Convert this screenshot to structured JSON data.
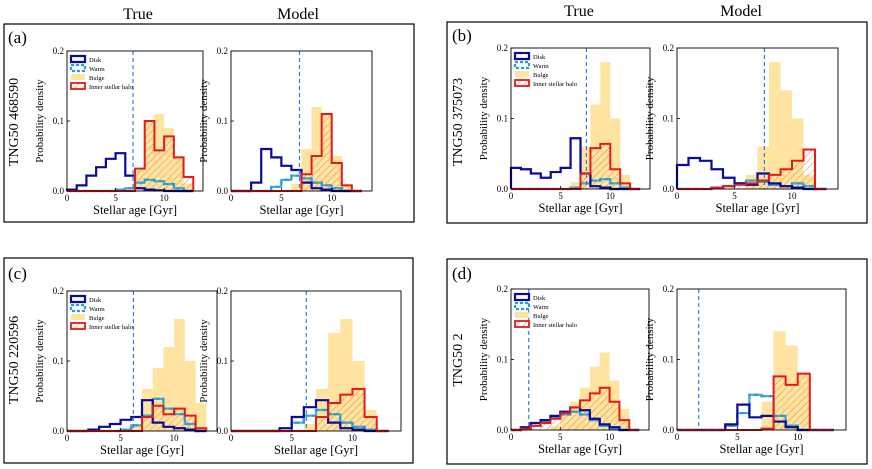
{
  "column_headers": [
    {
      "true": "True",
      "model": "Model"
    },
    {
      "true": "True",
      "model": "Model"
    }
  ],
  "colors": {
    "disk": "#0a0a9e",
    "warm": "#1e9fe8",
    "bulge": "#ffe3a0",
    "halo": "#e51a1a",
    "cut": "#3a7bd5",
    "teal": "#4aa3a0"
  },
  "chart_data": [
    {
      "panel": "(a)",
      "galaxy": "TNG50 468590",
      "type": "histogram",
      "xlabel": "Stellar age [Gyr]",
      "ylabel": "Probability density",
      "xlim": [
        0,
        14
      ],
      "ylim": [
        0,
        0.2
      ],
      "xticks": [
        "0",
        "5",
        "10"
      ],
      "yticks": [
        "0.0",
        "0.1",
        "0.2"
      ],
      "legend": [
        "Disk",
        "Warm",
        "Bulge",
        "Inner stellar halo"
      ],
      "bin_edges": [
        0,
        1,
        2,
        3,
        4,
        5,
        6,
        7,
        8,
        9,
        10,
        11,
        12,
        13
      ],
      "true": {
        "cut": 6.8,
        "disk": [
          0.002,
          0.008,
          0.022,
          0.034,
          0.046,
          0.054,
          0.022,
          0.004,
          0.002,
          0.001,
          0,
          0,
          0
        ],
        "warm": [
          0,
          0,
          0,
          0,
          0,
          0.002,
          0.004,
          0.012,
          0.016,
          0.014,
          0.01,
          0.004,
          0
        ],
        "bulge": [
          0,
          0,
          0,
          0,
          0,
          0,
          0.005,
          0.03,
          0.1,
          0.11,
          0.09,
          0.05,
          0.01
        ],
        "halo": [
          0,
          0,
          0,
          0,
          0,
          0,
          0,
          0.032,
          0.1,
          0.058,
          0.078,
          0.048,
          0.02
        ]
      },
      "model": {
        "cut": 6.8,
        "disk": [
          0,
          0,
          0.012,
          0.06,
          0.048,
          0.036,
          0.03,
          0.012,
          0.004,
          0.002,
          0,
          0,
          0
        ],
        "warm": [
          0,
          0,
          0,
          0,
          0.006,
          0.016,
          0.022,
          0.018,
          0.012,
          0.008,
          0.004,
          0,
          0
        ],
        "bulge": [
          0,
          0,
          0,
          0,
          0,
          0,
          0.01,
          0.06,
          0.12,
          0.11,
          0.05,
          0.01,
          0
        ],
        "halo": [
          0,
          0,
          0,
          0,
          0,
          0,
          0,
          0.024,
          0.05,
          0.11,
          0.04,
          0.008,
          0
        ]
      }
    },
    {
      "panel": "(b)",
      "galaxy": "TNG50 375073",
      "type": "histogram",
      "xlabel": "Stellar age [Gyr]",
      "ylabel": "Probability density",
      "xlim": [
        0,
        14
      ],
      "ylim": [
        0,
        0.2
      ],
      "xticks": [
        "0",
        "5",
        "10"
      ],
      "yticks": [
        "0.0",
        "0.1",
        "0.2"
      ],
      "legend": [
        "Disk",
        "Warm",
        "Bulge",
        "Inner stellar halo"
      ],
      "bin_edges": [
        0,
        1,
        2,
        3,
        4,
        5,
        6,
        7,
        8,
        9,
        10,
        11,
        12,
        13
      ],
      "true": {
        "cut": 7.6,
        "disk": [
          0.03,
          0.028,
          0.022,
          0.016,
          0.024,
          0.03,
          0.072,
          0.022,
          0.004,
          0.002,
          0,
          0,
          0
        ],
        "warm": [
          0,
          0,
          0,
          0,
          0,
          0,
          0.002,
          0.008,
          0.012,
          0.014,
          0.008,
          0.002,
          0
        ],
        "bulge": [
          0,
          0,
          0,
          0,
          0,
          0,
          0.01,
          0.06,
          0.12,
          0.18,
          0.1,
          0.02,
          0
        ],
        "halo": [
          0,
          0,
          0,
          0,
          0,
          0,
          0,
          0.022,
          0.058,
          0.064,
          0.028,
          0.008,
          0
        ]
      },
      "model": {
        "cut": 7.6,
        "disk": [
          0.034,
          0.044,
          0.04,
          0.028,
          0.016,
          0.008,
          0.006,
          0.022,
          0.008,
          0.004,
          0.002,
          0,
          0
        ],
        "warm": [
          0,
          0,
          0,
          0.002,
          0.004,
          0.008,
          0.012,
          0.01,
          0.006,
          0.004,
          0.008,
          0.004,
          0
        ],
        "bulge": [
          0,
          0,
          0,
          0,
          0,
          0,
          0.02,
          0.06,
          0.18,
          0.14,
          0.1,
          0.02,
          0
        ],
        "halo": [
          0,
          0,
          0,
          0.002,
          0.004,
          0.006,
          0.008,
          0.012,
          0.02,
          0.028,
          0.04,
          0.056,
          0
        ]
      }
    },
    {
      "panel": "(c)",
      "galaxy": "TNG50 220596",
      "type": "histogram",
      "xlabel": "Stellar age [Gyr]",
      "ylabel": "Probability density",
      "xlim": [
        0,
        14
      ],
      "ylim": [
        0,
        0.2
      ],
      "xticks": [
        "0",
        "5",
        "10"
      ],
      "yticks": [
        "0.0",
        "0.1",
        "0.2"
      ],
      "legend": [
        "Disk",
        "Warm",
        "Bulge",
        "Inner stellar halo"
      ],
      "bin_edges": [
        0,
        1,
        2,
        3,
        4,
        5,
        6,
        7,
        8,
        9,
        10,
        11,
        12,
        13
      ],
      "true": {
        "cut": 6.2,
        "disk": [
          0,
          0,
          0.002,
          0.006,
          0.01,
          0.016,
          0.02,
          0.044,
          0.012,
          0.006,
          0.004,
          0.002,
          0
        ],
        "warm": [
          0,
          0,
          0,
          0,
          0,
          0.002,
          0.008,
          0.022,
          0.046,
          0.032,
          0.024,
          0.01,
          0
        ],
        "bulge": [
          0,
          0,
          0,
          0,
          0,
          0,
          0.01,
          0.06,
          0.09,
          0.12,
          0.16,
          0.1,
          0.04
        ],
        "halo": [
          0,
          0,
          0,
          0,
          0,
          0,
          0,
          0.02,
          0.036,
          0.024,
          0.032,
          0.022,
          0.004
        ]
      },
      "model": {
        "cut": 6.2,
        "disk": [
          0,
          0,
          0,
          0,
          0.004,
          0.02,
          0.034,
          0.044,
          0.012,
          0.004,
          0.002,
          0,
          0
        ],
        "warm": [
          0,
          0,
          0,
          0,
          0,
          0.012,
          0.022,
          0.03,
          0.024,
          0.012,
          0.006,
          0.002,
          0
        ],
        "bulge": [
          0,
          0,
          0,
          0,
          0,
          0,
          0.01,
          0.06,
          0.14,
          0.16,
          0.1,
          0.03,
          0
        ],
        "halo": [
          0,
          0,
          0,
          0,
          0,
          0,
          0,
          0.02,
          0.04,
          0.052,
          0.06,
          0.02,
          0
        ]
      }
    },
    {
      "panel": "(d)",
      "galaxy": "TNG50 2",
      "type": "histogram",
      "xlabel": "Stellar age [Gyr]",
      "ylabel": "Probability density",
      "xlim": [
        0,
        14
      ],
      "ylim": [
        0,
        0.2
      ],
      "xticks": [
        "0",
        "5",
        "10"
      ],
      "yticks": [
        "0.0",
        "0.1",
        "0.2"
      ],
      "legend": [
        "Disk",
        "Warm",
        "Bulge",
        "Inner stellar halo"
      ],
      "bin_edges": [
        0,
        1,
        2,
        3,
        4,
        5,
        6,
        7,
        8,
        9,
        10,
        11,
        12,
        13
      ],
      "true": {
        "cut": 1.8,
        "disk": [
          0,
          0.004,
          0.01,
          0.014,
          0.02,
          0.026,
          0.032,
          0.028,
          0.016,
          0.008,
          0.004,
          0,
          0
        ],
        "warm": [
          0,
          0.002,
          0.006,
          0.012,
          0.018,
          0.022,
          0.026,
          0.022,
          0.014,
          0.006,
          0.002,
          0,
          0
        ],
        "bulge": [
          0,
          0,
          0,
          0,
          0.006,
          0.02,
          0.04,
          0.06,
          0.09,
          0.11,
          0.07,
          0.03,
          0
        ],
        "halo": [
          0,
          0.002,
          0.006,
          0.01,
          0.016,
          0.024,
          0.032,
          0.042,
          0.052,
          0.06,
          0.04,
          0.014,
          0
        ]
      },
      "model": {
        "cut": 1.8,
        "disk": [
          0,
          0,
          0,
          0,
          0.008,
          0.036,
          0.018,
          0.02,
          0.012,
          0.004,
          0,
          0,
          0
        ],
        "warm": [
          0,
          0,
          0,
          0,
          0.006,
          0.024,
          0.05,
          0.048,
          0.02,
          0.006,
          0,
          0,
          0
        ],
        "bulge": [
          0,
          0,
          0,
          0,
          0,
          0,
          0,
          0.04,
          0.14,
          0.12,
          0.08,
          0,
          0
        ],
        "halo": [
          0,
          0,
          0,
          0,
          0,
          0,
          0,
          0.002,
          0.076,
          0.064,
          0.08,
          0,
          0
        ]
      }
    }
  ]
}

━━━━━━

WORK TO DO: In the material above, find the lines that contain "galaxy" and show them.

THE RESULT:
      "galaxy": "TNG50 468590",
      "galaxy": "TNG50 375073",
      "galaxy": "TNG50 220596",
      "galaxy": "TNG50 2",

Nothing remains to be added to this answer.